WHAT TO WORK ON: Every record should be written out exactly, please.

WORKING DATA:
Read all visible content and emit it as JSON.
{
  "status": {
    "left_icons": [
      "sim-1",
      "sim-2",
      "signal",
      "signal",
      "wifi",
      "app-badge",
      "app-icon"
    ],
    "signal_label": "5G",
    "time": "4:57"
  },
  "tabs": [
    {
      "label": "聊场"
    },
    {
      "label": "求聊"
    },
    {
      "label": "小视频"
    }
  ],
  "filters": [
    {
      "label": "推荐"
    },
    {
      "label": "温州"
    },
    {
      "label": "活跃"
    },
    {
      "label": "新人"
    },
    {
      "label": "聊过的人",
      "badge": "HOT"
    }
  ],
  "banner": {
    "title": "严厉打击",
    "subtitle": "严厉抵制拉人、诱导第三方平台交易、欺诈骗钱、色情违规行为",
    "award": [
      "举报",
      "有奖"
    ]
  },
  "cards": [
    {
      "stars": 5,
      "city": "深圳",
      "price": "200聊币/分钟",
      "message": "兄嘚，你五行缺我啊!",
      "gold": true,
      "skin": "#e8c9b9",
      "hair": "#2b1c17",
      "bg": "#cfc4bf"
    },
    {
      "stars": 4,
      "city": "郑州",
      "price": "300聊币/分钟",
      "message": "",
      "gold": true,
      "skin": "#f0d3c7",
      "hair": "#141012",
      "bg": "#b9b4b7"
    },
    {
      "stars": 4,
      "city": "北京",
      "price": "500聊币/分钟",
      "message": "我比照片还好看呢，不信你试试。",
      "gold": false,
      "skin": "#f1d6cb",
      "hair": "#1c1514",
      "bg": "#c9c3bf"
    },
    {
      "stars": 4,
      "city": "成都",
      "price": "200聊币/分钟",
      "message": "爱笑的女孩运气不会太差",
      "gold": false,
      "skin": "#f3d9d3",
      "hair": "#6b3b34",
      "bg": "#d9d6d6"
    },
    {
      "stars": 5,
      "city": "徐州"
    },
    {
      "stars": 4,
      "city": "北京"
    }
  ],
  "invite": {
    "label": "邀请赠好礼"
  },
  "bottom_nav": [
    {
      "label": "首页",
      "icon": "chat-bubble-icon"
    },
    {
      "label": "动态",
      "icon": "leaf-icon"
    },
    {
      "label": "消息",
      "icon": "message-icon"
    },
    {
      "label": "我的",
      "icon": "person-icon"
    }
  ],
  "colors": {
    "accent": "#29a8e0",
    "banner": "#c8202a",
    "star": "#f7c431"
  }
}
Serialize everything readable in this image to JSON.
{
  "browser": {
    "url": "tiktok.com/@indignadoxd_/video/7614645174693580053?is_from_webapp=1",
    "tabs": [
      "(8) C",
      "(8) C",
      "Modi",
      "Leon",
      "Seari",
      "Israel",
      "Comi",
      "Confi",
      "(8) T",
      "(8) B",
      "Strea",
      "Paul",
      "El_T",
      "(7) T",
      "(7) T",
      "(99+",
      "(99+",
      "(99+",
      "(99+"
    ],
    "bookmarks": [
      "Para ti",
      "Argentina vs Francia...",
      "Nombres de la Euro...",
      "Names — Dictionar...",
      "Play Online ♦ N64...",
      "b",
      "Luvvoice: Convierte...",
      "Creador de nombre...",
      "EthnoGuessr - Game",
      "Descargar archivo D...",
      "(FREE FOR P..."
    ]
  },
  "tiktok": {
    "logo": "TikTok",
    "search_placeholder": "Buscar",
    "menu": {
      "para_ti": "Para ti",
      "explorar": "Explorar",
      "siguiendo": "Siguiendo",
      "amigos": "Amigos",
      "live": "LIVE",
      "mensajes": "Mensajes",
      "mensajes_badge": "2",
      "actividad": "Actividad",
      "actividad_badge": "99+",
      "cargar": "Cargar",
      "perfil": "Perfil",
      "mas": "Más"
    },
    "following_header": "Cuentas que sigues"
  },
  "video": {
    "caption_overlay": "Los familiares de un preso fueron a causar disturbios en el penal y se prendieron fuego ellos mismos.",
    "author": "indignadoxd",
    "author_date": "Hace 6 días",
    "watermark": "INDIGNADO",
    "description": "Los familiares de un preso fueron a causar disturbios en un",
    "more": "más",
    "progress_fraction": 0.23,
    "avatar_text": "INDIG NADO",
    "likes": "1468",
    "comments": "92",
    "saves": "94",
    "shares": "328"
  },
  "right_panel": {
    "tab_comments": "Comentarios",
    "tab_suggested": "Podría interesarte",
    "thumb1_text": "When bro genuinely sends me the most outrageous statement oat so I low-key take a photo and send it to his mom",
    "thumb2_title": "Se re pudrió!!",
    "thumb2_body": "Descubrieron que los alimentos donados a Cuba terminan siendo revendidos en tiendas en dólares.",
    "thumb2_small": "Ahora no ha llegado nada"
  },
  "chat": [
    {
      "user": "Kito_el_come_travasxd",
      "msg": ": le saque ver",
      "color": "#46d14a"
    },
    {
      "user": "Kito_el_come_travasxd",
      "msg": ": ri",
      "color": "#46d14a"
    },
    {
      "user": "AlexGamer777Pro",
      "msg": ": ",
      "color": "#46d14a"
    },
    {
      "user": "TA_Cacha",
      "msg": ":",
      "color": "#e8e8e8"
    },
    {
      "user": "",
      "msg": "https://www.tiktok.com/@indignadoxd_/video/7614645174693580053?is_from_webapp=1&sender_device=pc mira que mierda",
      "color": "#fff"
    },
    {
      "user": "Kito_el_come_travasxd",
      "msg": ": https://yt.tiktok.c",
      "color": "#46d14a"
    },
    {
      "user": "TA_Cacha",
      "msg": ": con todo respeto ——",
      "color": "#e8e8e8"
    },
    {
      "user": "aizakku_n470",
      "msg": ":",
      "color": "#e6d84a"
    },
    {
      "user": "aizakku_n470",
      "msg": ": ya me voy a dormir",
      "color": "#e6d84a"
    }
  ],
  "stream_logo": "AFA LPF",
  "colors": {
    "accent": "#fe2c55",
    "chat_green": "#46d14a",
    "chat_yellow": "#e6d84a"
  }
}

EXERCISE OUTPUT:
Read all visible content and emit it as JSON.
{
  "status": {
    "left_icons": [
      "sim-1",
      "sim-2",
      "signal",
      "signal",
      "wifi",
      "app-badge",
      "app-icon"
    ],
    "signal_label": "5G",
    "time": "4:57"
  },
  "tabs": [
    {
      "label": "聊场"
    },
    {
      "label": "求聊"
    },
    {
      "label": "小视频"
    }
  ],
  "filters": [
    {
      "label": "推荐"
    },
    {
      "label": "温州"
    },
    {
      "label": "活跃"
    },
    {
      "label": "新人"
    },
    {
      "label": "聊过的人",
      "badge": "HOT"
    }
  ],
  "banner": {
    "title": "严厉打击",
    "subtitle": "严厉抵制拉人、诱导第三方平台交易、欺诈骗钱、色情违规行为",
    "award": [
      "举报",
      "有奖"
    ]
  },
  "cards": [
    {
      "stars": 5,
      "city": "深圳",
      "price": "200聊币/分钟",
      "message": "兄嘚，你五行缺我啊!",
      "gold": true,
      "skin": "#e8c9b9",
      "hair": "#2b1c17",
      "bg": "#cfc4bf"
    },
    {
      "stars": 4,
      "city": "郑州",
      "price": "300聊币/分钟",
      "message": "",
      "gold": true,
      "skin": "#f0d3c7",
      "hair": "#141012",
      "bg": "#b9b4b7"
    },
    {
      "stars": 4,
      "city": "北京",
      "price": "500聊币/分钟",
      "message": "我比照片还好看呢，不信你试试。",
      "gold": false,
      "skin": "#f1d6cb",
      "hair": "#1c1514",
      "bg": "#c9c3bf"
    },
    {
      "stars": 4,
      "city": "成都",
      "price": "200聊币/分钟",
      "message": "爱笑的女孩运气不会太差",
      "gold": false,
      "skin": "#f3d9d3",
      "hair": "#6b3b34",
      "bg": "#d9d6d6"
    },
    {
      "stars": 5,
      "city": "徐州"
    },
    {
      "stars": 4,
      "city": "北京"
    }
  ],
  "invite": {
    "label": "邀请赠好礼"
  },
  "bottom_nav": [
    {
      "label": "首页",
      "icon": "chat-bubble-icon"
    },
    {
      "label": "动态",
      "icon": "leaf-icon"
    },
    {
      "label": "消息",
      "icon": "message-icon"
    },
    {
      "label": "我的",
      "icon": "person-icon"
    }
  ],
  "colors": {
    "accent": "#29a8e0",
    "banner": "#c8202a",
    "star": "#f7c431"
  }
}
Serialize everything readable in this image to JSON.
{
  "browser": {
    "url": "tiktok.com/@indignadoxd_/video/7614645174693580053?is_from_webapp=1",
    "tabs": [
      "(8) C",
      "(8) C",
      "Modi",
      "Leon",
      "Seari",
      "Israel",
      "Comi",
      "Confi",
      "(8) T",
      "(8) B",
      "Strea",
      "Paul",
      "El_T",
      "(7) T",
      "(7) T",
      "(99+",
      "(99+",
      "(99+",
      "(99+"
    ],
    "bookmarks": [
      "Para ti",
      "Argentina vs Francia...",
      "Nombres de la Euro...",
      "Names — Dictionar...",
      "Play Online ♦ N64...",
      "b",
      "Luvvoice: Convierte...",
      "Creador de nombre...",
      "EthnoGuessr - Game",
      "Descargar archivo D...",
      "(FREE FOR P..."
    ]
  },
  "tiktok": {
    "logo": "TikTok",
    "search_placeholder": "Buscar",
    "menu": {
      "para_ti": "Para ti",
      "explorar": "Explorar",
      "siguiendo": "Siguiendo",
      "amigos": "Amigos",
      "live": "LIVE",
      "mensajes": "Mensajes",
      "mensajes_badge": "2",
      "actividad": "Actividad",
      "actividad_badge": "99+",
      "cargar": "Cargar",
      "perfil": "Perfil",
      "mas": "Más"
    },
    "following_header": "Cuentas que sigues"
  },
  "video": {
    "caption_overlay": "Los familiares de un preso fueron a causar disturbios en el penal y se prendieron fuego ellos mismos.",
    "author": "indignadoxd",
    "author_date": "Hace 6 días",
    "watermark": "INDIGNADO",
    "description": "Los familiares de un preso fueron a causar disturbios en un",
    "more": "más",
    "progress_fraction": 0.23,
    "avatar_text": "INDIG NADO",
    "likes": "1468",
    "comments": "92",
    "saves": "94",
    "shares": "328"
  },
  "right_panel": {
    "tab_comments": "Comentarios",
    "tab_suggested": "Podría interesarte",
    "thumb1_text": "When bro genuinely sends me the most outrageous statement oat so I low-key take a photo and send it to his mom",
    "thumb2_title": "Se re pudrió!!",
    "thumb2_body": "Descubrieron que los alimentos donados a Cuba terminan siendo revendidos en tiendas en dólares.",
    "thumb2_small": "Ahora no ha llegado nada"
  },
  "chat": [
    {
      "user": "Kito_el_come_travasxd",
      "msg": ": le saque ver",
      "color": "#46d14a"
    },
    {
      "user": "Kito_el_come_travasxd",
      "msg": ": ri",
      "color": "#46d14a"
    },
    {
      "user": "AlexGamer777Pro",
      "msg": ": ",
      "color": "#46d14a"
    },
    {
      "user": "TA_Cacha",
      "msg": ":",
      "color": "#e8e8e8"
    },
    {
      "user": "",
      "msg": "https://www.tiktok.com/@indignadoxd_/video/7614645174693580053?is_from_webapp=1&sender_device=pc mira que mierda",
      "color": "#fff"
    },
    {
      "user": "Kito_el_come_travasxd",
      "msg": ": https://yt.tiktok.c",
      "color": "#46d14a"
    },
    {
      "user": "TA_Cacha",
      "msg": ": con todo respeto ——",
      "color": "#e8e8e8"
    },
    {
      "user": "aizakku_n470",
      "msg": ":",
      "color": "#e6d84a"
    },
    {
      "user": "aizakku_n470",
      "msg": ": ya me voy a dormir",
      "color": "#e6d84a"
    }
  ],
  "stream_logo": "AFA LPF",
  "colors": {
    "accent": "#fe2c55",
    "chat_green": "#46d14a",
    "chat_yellow": "#e6d84a"
  }
}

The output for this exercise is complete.